**Data excerpts:**
****

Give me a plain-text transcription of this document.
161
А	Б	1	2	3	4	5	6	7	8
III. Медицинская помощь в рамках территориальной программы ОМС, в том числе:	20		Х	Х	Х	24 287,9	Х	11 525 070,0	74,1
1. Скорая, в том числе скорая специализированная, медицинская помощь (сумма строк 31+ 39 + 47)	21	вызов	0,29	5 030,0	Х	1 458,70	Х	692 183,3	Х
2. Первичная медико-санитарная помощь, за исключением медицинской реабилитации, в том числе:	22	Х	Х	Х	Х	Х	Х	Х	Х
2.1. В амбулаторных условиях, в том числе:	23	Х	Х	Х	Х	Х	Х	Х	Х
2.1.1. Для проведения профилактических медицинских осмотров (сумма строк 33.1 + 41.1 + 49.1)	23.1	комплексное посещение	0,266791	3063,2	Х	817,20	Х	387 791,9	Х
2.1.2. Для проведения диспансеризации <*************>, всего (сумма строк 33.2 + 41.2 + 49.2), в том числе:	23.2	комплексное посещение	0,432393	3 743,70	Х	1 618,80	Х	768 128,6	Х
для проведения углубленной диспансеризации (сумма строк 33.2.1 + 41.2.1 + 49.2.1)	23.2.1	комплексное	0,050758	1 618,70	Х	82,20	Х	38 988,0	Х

****

**THE EXERCISE:**
Return the whole listing exactly, with every line included.

**RESPONSE:**
Give me a plain-text transcription of this document.
161
А	Б	1	2	3	4	5	6	7	8
III. Медицинская помощь в рамках территориальной программы ОМС, в том числе:	20		Х	Х	Х	24 287,9	Х	11 525 070,0	74,1
1. Скорая, в том числе скорая специализированная, медицинская помощь (сумма строк 31+ 39 + 47)	21	вызов	0,29	5 030,0	Х	1 458,70	Х	692 183,3	Х
2. Первичная медико-санитарная помощь, за исключением медицинской реабилитации, в том числе:	22	Х	Х	Х	Х	Х	Х	Х	Х
2.1. В амбулаторных условиях, в том числе:	23	Х	Х	Х	Х	Х	Х	Х	Х
2.1.1. Для проведения профилактических медицинских осмотров (сумма строк 33.1 + 41.1 + 49.1)	23.1	комплексное посещение	0,266791	3063,2	Х	817,20	Х	387 791,9	Х
2.1.2. Для проведения диспансеризации <*************>, всего (сумма строк 33.2 + 41.2 + 49.2), в том числе:	23.2	комплексное посещение	0,432393	3 743,70	Х	1 618,80	Х	768 128,6	Х
для проведения углубленной диспансеризации (сумма строк 33.2.1 + 41.2.1 + 49.2.1)	23.2.1	комплексное	0,050758	1 618,70	Х	82,20	Х	38 988,0	Х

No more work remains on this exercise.